# [TASK GOAL]
Select all lines with the string "title" in them, and copy those lines.

# [EXCERPTED RECORDS]

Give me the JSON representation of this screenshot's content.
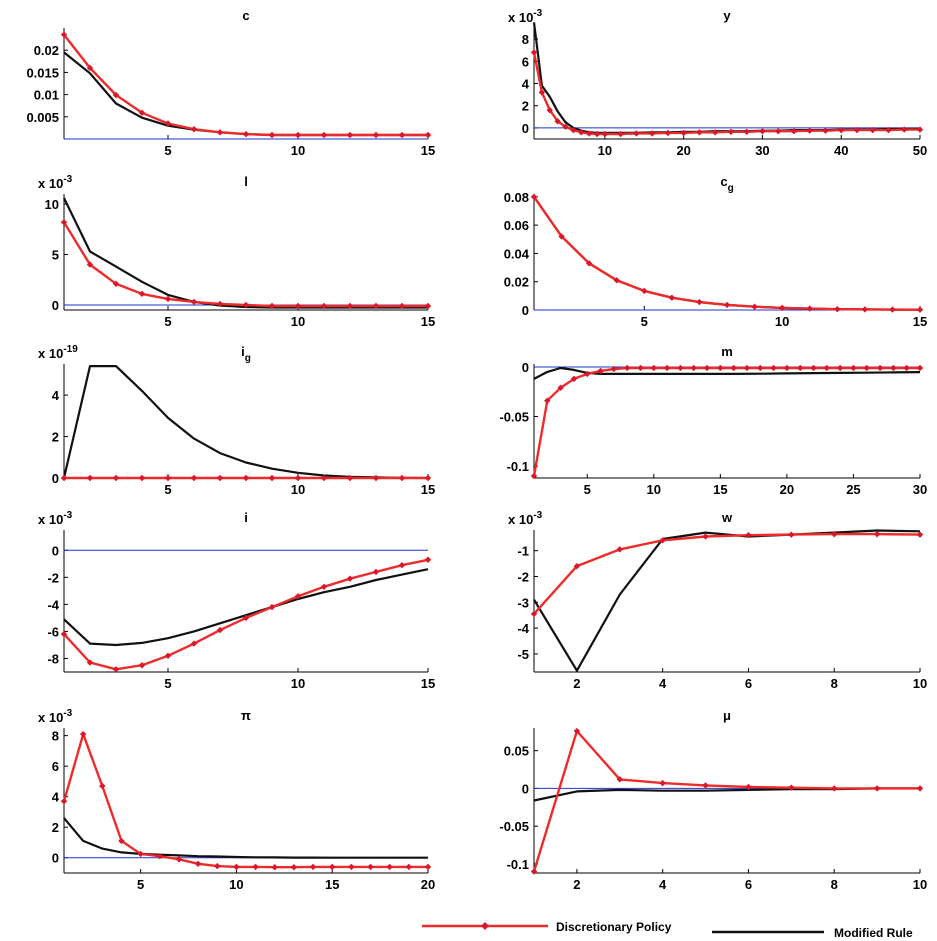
{
  "legend": {
    "discretionary_label": "Discretionary Policy",
    "modified_label": "Modified Rule"
  },
  "colors": {
    "discretionary": "#ee2b2b",
    "modified": "#111111",
    "zero_line": "#2233cc",
    "marker": "#d9182b"
  },
  "chart_data": [
    {
      "type": "line",
      "title": "c",
      "exponent": "",
      "xlim": [
        1,
        15
      ],
      "ylim": [
        0,
        0.025
      ],
      "xticks": [
        5,
        10,
        15
      ],
      "xtick_labels": [
        "5",
        "10",
        "15"
      ],
      "yticks": [
        0.005,
        0.01,
        0.015,
        0.02
      ],
      "ytick_labels": [
        "0.005",
        "0.01",
        "0.015",
        "0.02"
      ],
      "series": [
        {
          "name": "Discretionary Policy",
          "x": [
            1,
            2,
            3,
            4,
            5,
            6,
            7,
            8,
            9,
            10,
            11,
            12,
            13,
            14,
            15
          ],
          "y": [
            0.0235,
            0.016,
            0.0099,
            0.0059,
            0.0035,
            0.0022,
            0.0015,
            0.0011,
            0.0009,
            0.0009,
            0.0009,
            0.0009,
            0.0009,
            0.0009,
            0.0009
          ]
        },
        {
          "name": "Modified Rule",
          "x": [
            1,
            2,
            3,
            4,
            5,
            6,
            7,
            8,
            9,
            10,
            11,
            12,
            13,
            14,
            15
          ],
          "y": [
            0.0195,
            0.0148,
            0.008,
            0.0048,
            0.003,
            0.0021,
            0.0015,
            0.0011,
            0.0009,
            0.0009,
            0.0009,
            0.0009,
            0.0009,
            0.0009,
            0.0009
          ]
        }
      ]
    },
    {
      "type": "line",
      "title": "y",
      "exponent": "x 10-3",
      "xlim": [
        1,
        50
      ],
      "ylim": [
        -1,
        9
      ],
      "xticks": [
        10,
        20,
        30,
        40,
        50
      ],
      "xtick_labels": [
        "10",
        "20",
        "30",
        "40",
        "50"
      ],
      "yticks": [
        0,
        2,
        4,
        6,
        8
      ],
      "ytick_labels": [
        "0",
        "2",
        "4",
        "6",
        "8"
      ],
      "series": [
        {
          "name": "Discretionary Policy",
          "x": [
            1,
            2,
            3,
            4,
            5,
            6,
            7,
            8,
            9,
            10,
            12,
            14,
            16,
            18,
            20,
            22,
            24,
            26,
            28,
            30,
            32,
            34,
            36,
            38,
            40,
            42,
            44,
            46,
            48,
            50
          ],
          "y": [
            6.8,
            3.2,
            1.6,
            0.6,
            0.1,
            -0.2,
            -0.4,
            -0.5,
            -0.55,
            -0.55,
            -0.55,
            -0.5,
            -0.5,
            -0.45,
            -0.45,
            -0.4,
            -0.4,
            -0.35,
            -0.35,
            -0.3,
            -0.3,
            -0.3,
            -0.25,
            -0.25,
            -0.2,
            -0.2,
            -0.2,
            -0.2,
            -0.15,
            -0.15
          ]
        },
        {
          "name": "Modified Rule",
          "x": [
            1,
            2,
            3,
            4,
            5,
            6,
            7,
            8,
            9,
            10,
            12,
            14,
            16,
            18,
            20,
            22,
            24,
            26,
            28,
            30,
            32,
            34,
            36,
            38,
            40,
            42,
            44,
            46,
            48,
            50
          ],
          "y": [
            9.5,
            3.8,
            2.8,
            1.5,
            0.5,
            0.0,
            -0.25,
            -0.4,
            -0.45,
            -0.45,
            -0.45,
            -0.45,
            -0.4,
            -0.4,
            -0.35,
            -0.35,
            -0.3,
            -0.3,
            -0.3,
            -0.25,
            -0.25,
            -0.2,
            -0.2,
            -0.2,
            -0.15,
            -0.15,
            -0.15,
            -0.1,
            -0.1,
            -0.1
          ]
        }
      ]
    },
    {
      "type": "line",
      "title": "l",
      "exponent": "x 10-3",
      "xlim": [
        1,
        15
      ],
      "ylim": [
        -0.5,
        11
      ],
      "xticks": [
        5,
        10,
        15
      ],
      "xtick_labels": [
        "5",
        "10",
        "15"
      ],
      "yticks": [
        0,
        5,
        10
      ],
      "ytick_labels": [
        "0",
        "5",
        "10"
      ],
      "series": [
        {
          "name": "Discretionary Policy",
          "x": [
            1,
            2,
            3,
            4,
            5,
            6,
            7,
            8,
            9,
            10,
            11,
            12,
            13,
            14,
            15
          ],
          "y": [
            8.2,
            4.0,
            2.1,
            1.1,
            0.6,
            0.3,
            0.1,
            0.0,
            -0.1,
            -0.1,
            -0.1,
            -0.1,
            -0.1,
            -0.1,
            -0.1
          ]
        },
        {
          "name": "Modified Rule",
          "x": [
            1,
            2,
            3,
            4,
            5,
            6,
            7,
            8,
            9,
            10,
            11,
            12,
            13,
            14,
            15
          ],
          "y": [
            10.6,
            5.3,
            3.8,
            2.3,
            1.0,
            0.3,
            -0.05,
            -0.2,
            -0.25,
            -0.25,
            -0.25,
            -0.25,
            -0.25,
            -0.25,
            -0.25
          ]
        }
      ]
    },
    {
      "type": "line",
      "title": "cg",
      "exponent": "",
      "xlim": [
        1,
        15
      ],
      "ylim": [
        0,
        0.082
      ],
      "xticks": [
        5,
        10,
        15
      ],
      "xtick_labels": [
        "5",
        "10",
        "15"
      ],
      "yticks": [
        0,
        0.02,
        0.04,
        0.06,
        0.08
      ],
      "ytick_labels": [
        "0",
        "0.02",
        "0.04",
        "0.06",
        "0.08"
      ],
      "series": [
        {
          "name": "Discretionary Policy",
          "x": [
            1,
            2,
            3,
            4,
            5,
            6,
            7,
            8,
            9,
            10,
            11,
            12,
            13,
            14,
            15
          ],
          "y": [
            0.08,
            0.052,
            0.033,
            0.021,
            0.0135,
            0.0087,
            0.0056,
            0.0036,
            0.0023,
            0.0015,
            0.001,
            0.0006,
            0.0004,
            0.0003,
            0.0002
          ]
        },
        {
          "name": "Modified Rule",
          "x": [
            1,
            2,
            3,
            4,
            5,
            6,
            7,
            8,
            9,
            10,
            11,
            12,
            13,
            14,
            15
          ],
          "y": [
            0.08,
            0.052,
            0.033,
            0.021,
            0.0135,
            0.0087,
            0.0056,
            0.0036,
            0.0023,
            0.0015,
            0.001,
            0.0006,
            0.0004,
            0.0003,
            0.0002
          ]
        }
      ]
    },
    {
      "type": "line",
      "title": "ig",
      "exponent": "x 10-19",
      "xlim": [
        1,
        15
      ],
      "ylim": [
        0,
        5.5
      ],
      "xticks": [
        5,
        10,
        15
      ],
      "xtick_labels": [
        "5",
        "10",
        "15"
      ],
      "yticks": [
        0,
        2,
        4
      ],
      "ytick_labels": [
        "0",
        "2",
        "4"
      ],
      "series": [
        {
          "name": "Discretionary Policy",
          "x": [
            1,
            2,
            3,
            4,
            5,
            6,
            7,
            8,
            9,
            10,
            11,
            12,
            13,
            14,
            15
          ],
          "y": [
            0,
            0,
            0,
            0,
            0,
            0,
            0,
            0,
            0,
            0,
            0,
            0,
            0,
            0,
            0
          ]
        },
        {
          "name": "Modified Rule",
          "x": [
            1,
            2,
            3,
            4,
            5,
            6,
            7,
            8,
            9,
            10,
            11,
            12,
            13,
            14,
            15
          ],
          "y": [
            0,
            5.4,
            5.4,
            4.2,
            2.9,
            1.9,
            1.2,
            0.75,
            0.45,
            0.25,
            0.12,
            0.06,
            0.03,
            0.01,
            0
          ]
        }
      ]
    },
    {
      "type": "line",
      "title": "m",
      "exponent": "",
      "xlim": [
        1,
        30
      ],
      "ylim": [
        -0.112,
        0.003
      ],
      "xticks": [
        5,
        10,
        15,
        20,
        25,
        30
      ],
      "xtick_labels": [
        "5",
        "10",
        "15",
        "20",
        "25",
        "30"
      ],
      "yticks": [
        -0.1,
        -0.05,
        0
      ],
      "ytick_labels": [
        "-0.1",
        "-0.05",
        "0"
      ],
      "series": [
        {
          "name": "Discretionary Policy",
          "x": [
            1,
            2,
            3,
            4,
            5,
            6,
            7,
            8,
            9,
            10,
            11,
            12,
            13,
            14,
            15,
            16,
            17,
            18,
            19,
            20,
            21,
            22,
            23,
            24,
            25,
            26,
            27,
            28,
            29,
            30
          ],
          "y": [
            -0.11,
            -0.034,
            -0.021,
            -0.012,
            -0.007,
            -0.004,
            -0.002,
            -0.001,
            -0.001,
            -0.001,
            -0.001,
            -0.001,
            -0.001,
            -0.001,
            -0.001,
            -0.001,
            -0.001,
            -0.001,
            -0.001,
            -0.001,
            -0.001,
            -0.001,
            -0.001,
            -0.001,
            -0.001,
            -0.001,
            -0.001,
            -0.001,
            -0.001,
            -0.001
          ]
        },
        {
          "name": "Modified Rule",
          "x": [
            1,
            2,
            3,
            4,
            5,
            6,
            8,
            10,
            12,
            14,
            16,
            18,
            20,
            22,
            24,
            26,
            28,
            30
          ],
          "y": [
            -0.012,
            -0.005,
            -0.001,
            -0.003,
            -0.006,
            -0.007,
            -0.007,
            -0.007,
            -0.007,
            -0.007,
            -0.007,
            -0.0068,
            -0.0065,
            -0.0062,
            -0.006,
            -0.0058,
            -0.0055,
            -0.0052
          ]
        }
      ]
    },
    {
      "type": "line",
      "title": "i",
      "exponent": "x 10-3",
      "xlim": [
        1,
        15
      ],
      "ylim": [
        -9,
        1.5
      ],
      "xticks": [
        5,
        10,
        15
      ],
      "xtick_labels": [
        "5",
        "10",
        "15"
      ],
      "yticks": [
        -8,
        -6,
        -4,
        -2,
        0
      ],
      "ytick_labels": [
        "-8",
        "-6",
        "-4",
        "-2",
        "0"
      ],
      "series": [
        {
          "name": "Discretionary Policy",
          "x": [
            1,
            2,
            3,
            4,
            5,
            6,
            7,
            8,
            9,
            10,
            11,
            12,
            13,
            14,
            15
          ],
          "y": [
            -6.2,
            -8.3,
            -8.8,
            -8.5,
            -7.8,
            -6.9,
            -5.9,
            -5.0,
            -4.2,
            -3.4,
            -2.7,
            -2.1,
            -1.6,
            -1.1,
            -0.7
          ]
        },
        {
          "name": "Modified Rule",
          "x": [
            1,
            2,
            3,
            4,
            5,
            6,
            7,
            8,
            9,
            10,
            11,
            12,
            13,
            14,
            15
          ],
          "y": [
            -5.1,
            -6.9,
            -7.0,
            -6.85,
            -6.5,
            -6.0,
            -5.4,
            -4.8,
            -4.2,
            -3.6,
            -3.1,
            -2.7,
            -2.2,
            -1.8,
            -1.4
          ]
        }
      ]
    },
    {
      "type": "line",
      "title": "w",
      "exponent": "x 10-3",
      "xlim": [
        1,
        10
      ],
      "ylim": [
        -5.7,
        -0.2
      ],
      "xticks": [
        2,
        4,
        6,
        8,
        10
      ],
      "xtick_labels": [
        "2",
        "4",
        "6",
        "8",
        "10"
      ],
      "yticks": [
        -5,
        -4,
        -3,
        -2,
        -1
      ],
      "ytick_labels": [
        "-5",
        "-4",
        "-3",
        "-2",
        "-1"
      ],
      "series": [
        {
          "name": "Discretionary Policy",
          "x": [
            1,
            2,
            3,
            4,
            5,
            6,
            7,
            8,
            9,
            10
          ],
          "y": [
            -3.45,
            -1.6,
            -0.95,
            -0.6,
            -0.45,
            -0.4,
            -0.38,
            -0.36,
            -0.36,
            -0.38
          ]
        },
        {
          "name": "Modified Rule",
          "x": [
            1,
            2,
            3,
            4,
            5,
            6,
            7,
            8,
            9,
            10
          ],
          "y": [
            -2.9,
            -5.65,
            -2.7,
            -0.55,
            -0.3,
            -0.45,
            -0.38,
            -0.3,
            -0.22,
            -0.25
          ]
        }
      ]
    },
    {
      "type": "line",
      "title": "π",
      "exponent": "x 10-3",
      "xlim": [
        1,
        20
      ],
      "ylim": [
        -1,
        8.5
      ],
      "xticks": [
        5,
        10,
        15,
        20
      ],
      "xtick_labels": [
        "5",
        "10",
        "15",
        "20"
      ],
      "yticks": [
        0,
        2,
        4,
        6,
        8
      ],
      "ytick_labels": [
        "0",
        "2",
        "4",
        "6",
        "8"
      ],
      "series": [
        {
          "name": "Discretionary Policy",
          "x": [
            1,
            2,
            3,
            4,
            5,
            6,
            7,
            8,
            9,
            10,
            11,
            12,
            13,
            14,
            15,
            16,
            17,
            18,
            19,
            20
          ],
          "y": [
            3.7,
            8.1,
            4.7,
            1.1,
            0.25,
            0.1,
            -0.1,
            -0.4,
            -0.55,
            -0.6,
            -0.6,
            -0.62,
            -0.62,
            -0.6,
            -0.6,
            -0.6,
            -0.6,
            -0.6,
            -0.6,
            -0.6
          ]
        },
        {
          "name": "Modified Rule",
          "x": [
            1,
            2,
            3,
            4,
            5,
            6,
            7,
            8,
            9,
            10,
            11,
            12,
            13,
            14,
            15,
            16,
            17,
            18,
            19,
            20
          ],
          "y": [
            2.6,
            1.1,
            0.6,
            0.35,
            0.25,
            0.2,
            0.15,
            0.1,
            0.08,
            0.05,
            0.03,
            0.02,
            0.01,
            0.01,
            0.0,
            0.0,
            0.0,
            0.0,
            0.0,
            0.0
          ]
        }
      ]
    },
    {
      "type": "line",
      "title": "μ",
      "exponent": "",
      "xlim": [
        1,
        10
      ],
      "ylim": [
        -0.112,
        0.08
      ],
      "xticks": [
        2,
        4,
        6,
        8,
        10
      ],
      "xtick_labels": [
        "2",
        "4",
        "6",
        "8",
        "10"
      ],
      "yticks": [
        -0.1,
        -0.05,
        0,
        0.05
      ],
      "ytick_labels": [
        "-0.1",
        "-0.05",
        "0",
        "0.05"
      ],
      "series": [
        {
          "name": "Discretionary Policy",
          "x": [
            1,
            2,
            3,
            4,
            5,
            6,
            7,
            8,
            9,
            10
          ],
          "y": [
            -0.11,
            0.076,
            0.012,
            0.007,
            0.004,
            0.002,
            0.001,
            0.0,
            0.0,
            0.0
          ]
        },
        {
          "name": "Modified Rule",
          "x": [
            1,
            2,
            3,
            4,
            5,
            6,
            7,
            8,
            9,
            10
          ],
          "y": [
            -0.016,
            -0.004,
            -0.002,
            -0.003,
            -0.003,
            -0.002,
            -0.001,
            -0.001,
            0.0,
            0.0
          ]
        }
      ]
    }
  ]
}
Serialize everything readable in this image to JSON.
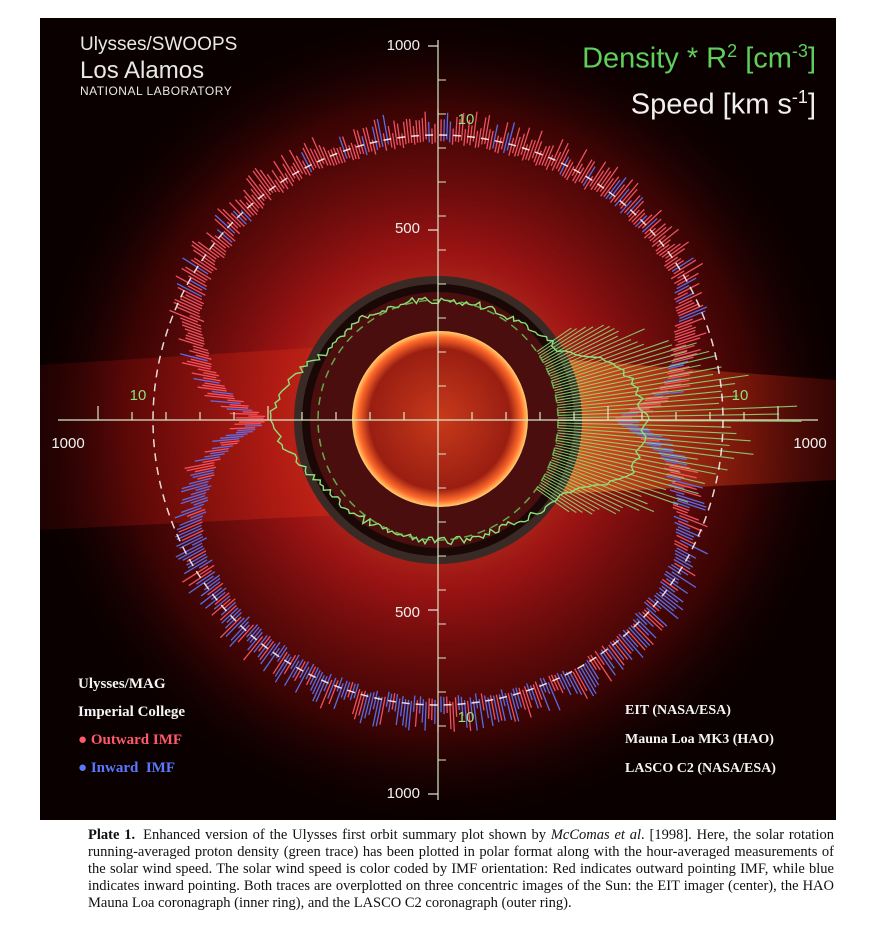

# [TASK SOLUTION]
      "title": "c",
      "title": "y",
      "title": "l",
      "title": "cg",
      "title": "ig",
      "title": "m",
      "title": "i",
      "title": "w",
      "title": "π",
      "title": "μ",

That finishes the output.